**Supplied records**
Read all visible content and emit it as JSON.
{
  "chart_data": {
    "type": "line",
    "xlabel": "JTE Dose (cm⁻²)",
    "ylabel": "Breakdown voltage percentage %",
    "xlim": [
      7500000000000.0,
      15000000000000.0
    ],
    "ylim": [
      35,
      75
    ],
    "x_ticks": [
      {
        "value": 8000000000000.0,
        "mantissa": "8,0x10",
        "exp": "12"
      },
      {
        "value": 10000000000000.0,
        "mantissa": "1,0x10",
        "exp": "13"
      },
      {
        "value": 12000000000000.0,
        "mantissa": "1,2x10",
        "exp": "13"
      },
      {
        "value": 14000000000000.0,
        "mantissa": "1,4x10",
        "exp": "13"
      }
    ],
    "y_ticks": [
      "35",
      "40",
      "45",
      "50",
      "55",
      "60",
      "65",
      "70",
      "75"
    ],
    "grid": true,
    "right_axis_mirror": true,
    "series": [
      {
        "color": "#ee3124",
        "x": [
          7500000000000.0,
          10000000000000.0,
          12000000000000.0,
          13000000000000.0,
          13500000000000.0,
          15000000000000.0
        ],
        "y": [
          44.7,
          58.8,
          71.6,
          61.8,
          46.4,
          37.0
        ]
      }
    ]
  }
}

**Objective**
From the listing above, extract every line exactly as it stands.

**Correct result**
Read all visible content and emit it as JSON.
{
  "chart_data": {
    "type": "line",
    "xlabel": "JTE Dose (cm⁻²)",
    "ylabel": "Breakdown voltage percentage %",
    "xlim": [
      7500000000000.0,
      15000000000000.0
    ],
    "ylim": [
      35,
      75
    ],
    "x_ticks": [
      {
        "value": 8000000000000.0,
        "mantissa": "8,0x10",
        "exp": "12"
      },
      {
        "value": 10000000000000.0,
        "mantissa": "1,0x10",
        "exp": "13"
      },
      {
        "value": 12000000000000.0,
        "mantissa": "1,2x10",
        "exp": "13"
      },
      {
        "value": 14000000000000.0,
        "mantissa": "1,4x10",
        "exp": "13"
      }
    ],
    "y_ticks": [
      "35",
      "40",
      "45",
      "50",
      "55",
      "60",
      "65",
      "70",
      "75"
    ],
    "grid": true,
    "right_axis_mirror": true,
    "series": [
      {
        "color": "#ee3124",
        "x": [
          7500000000000.0,
          10000000000000.0,
          12000000000000.0,
          13000000000000.0,
          13500000000000.0,
          15000000000000.0
        ],
        "y": [
          44.7,
          58.8,
          71.6,
          61.8,
          46.4,
          37.0
        ]
      }
    ]
  }
}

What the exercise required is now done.